-- start of Raw records --
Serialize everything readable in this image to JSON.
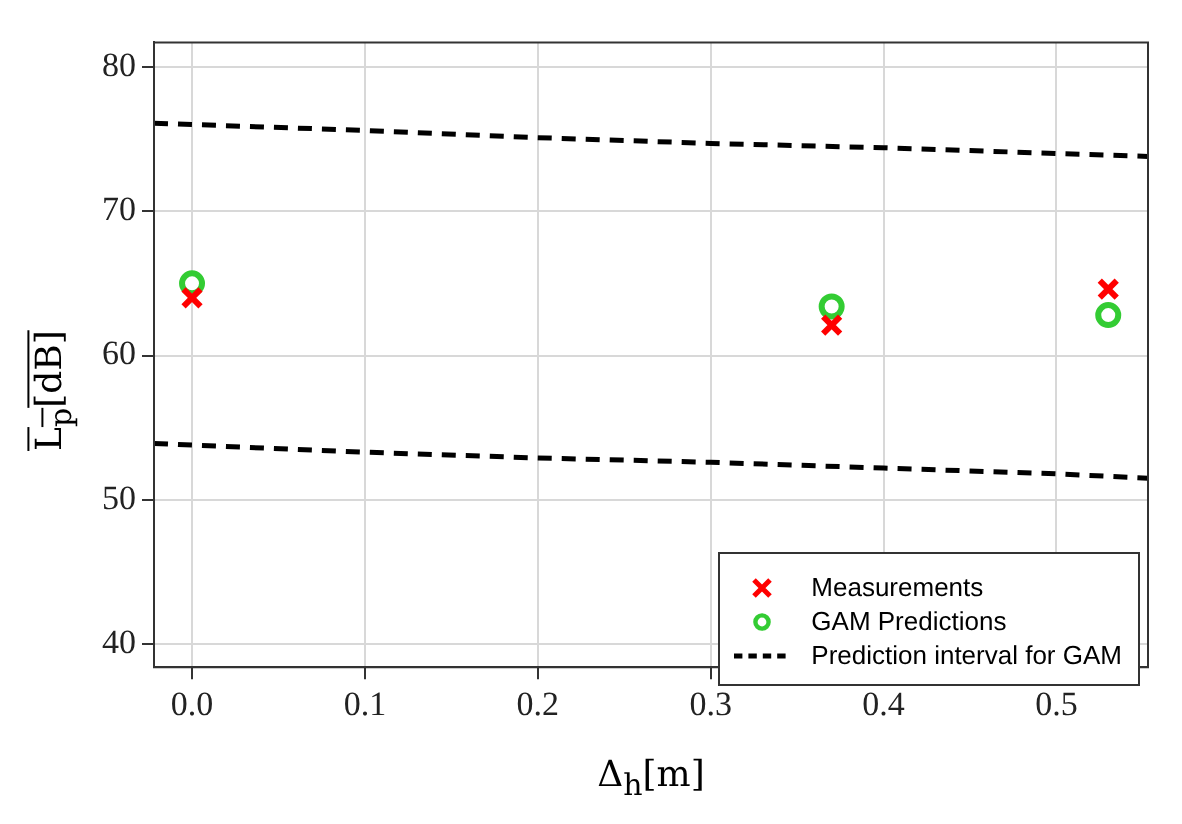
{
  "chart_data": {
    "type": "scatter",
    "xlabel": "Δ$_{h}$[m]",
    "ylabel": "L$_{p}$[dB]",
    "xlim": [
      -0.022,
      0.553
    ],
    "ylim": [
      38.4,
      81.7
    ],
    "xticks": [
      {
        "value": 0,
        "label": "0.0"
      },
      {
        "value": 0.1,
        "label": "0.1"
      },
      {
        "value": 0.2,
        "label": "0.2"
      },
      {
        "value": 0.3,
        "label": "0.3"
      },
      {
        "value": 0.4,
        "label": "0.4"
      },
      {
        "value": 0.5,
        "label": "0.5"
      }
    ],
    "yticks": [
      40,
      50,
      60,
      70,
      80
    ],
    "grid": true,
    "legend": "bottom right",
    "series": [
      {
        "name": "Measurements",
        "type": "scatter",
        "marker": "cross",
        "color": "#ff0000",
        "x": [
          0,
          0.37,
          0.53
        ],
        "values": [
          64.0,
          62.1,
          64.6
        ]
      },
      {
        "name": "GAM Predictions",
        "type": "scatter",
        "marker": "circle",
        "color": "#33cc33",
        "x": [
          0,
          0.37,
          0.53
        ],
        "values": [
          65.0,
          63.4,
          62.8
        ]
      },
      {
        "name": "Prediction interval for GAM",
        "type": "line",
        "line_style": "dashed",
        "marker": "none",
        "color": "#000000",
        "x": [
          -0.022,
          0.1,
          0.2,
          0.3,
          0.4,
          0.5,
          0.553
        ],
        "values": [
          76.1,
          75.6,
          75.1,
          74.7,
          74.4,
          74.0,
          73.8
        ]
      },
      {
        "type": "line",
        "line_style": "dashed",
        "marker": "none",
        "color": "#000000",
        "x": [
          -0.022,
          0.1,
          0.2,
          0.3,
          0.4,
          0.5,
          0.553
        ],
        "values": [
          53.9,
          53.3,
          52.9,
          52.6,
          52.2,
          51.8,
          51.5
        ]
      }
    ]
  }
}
-- end of Raw records --
Find each line that has the word "marker", then copy it out.

        "marker": "cross",
        "marker": "circle",
        "marker": "none",
        "marker": "none",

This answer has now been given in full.